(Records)

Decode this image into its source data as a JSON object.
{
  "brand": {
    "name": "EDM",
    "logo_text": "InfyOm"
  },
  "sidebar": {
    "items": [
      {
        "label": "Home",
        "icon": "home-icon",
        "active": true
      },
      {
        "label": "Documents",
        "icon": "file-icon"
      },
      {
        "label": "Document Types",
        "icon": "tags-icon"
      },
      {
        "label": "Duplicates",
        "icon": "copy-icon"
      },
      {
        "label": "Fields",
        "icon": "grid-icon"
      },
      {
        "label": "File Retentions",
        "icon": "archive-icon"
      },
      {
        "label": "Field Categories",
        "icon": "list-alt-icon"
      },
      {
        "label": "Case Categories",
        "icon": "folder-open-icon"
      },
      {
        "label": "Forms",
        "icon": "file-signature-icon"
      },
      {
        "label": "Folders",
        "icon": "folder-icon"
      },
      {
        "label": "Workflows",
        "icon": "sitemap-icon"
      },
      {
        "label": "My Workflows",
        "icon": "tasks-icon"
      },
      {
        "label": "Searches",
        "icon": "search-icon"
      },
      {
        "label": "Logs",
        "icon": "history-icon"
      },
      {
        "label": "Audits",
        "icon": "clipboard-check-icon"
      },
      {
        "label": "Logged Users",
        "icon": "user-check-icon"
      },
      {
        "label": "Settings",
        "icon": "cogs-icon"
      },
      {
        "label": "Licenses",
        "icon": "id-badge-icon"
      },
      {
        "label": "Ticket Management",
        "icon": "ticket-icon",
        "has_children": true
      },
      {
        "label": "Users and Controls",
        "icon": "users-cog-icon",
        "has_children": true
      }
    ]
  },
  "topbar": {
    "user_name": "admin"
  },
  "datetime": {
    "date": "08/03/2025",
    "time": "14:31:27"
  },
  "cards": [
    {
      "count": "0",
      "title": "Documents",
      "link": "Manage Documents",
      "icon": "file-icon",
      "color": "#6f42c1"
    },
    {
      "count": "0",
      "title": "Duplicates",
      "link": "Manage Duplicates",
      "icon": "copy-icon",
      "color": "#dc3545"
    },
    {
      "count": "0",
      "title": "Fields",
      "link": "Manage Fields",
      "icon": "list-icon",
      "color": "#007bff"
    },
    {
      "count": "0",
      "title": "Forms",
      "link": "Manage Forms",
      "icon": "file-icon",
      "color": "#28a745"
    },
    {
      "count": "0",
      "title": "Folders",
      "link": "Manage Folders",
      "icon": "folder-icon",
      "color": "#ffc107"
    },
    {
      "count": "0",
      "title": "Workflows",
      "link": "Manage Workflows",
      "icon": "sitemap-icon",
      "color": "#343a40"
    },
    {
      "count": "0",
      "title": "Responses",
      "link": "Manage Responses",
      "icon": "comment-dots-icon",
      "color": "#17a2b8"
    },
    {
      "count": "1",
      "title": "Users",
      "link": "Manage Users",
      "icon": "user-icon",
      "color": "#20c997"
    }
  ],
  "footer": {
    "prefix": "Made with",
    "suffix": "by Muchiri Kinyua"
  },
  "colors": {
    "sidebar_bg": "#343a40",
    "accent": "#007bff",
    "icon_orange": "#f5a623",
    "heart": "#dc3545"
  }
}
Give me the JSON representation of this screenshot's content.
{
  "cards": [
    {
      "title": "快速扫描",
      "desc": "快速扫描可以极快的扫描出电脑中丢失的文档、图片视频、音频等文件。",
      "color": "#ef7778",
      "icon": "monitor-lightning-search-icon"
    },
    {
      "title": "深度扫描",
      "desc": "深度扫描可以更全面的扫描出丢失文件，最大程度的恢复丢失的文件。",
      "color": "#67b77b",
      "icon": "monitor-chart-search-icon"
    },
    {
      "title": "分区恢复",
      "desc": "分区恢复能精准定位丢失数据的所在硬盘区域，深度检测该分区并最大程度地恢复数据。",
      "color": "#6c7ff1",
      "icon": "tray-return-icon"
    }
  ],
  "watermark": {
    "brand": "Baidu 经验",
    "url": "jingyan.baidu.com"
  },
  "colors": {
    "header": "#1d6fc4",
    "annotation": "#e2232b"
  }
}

## EXERCISE REQUIREMENTS
Track down all lines above with the string "check" and copy them.

## ANSWER TO THIS EXERCISE
        "icon": "clipboard-check-icon"
        "icon": "user-check-icon"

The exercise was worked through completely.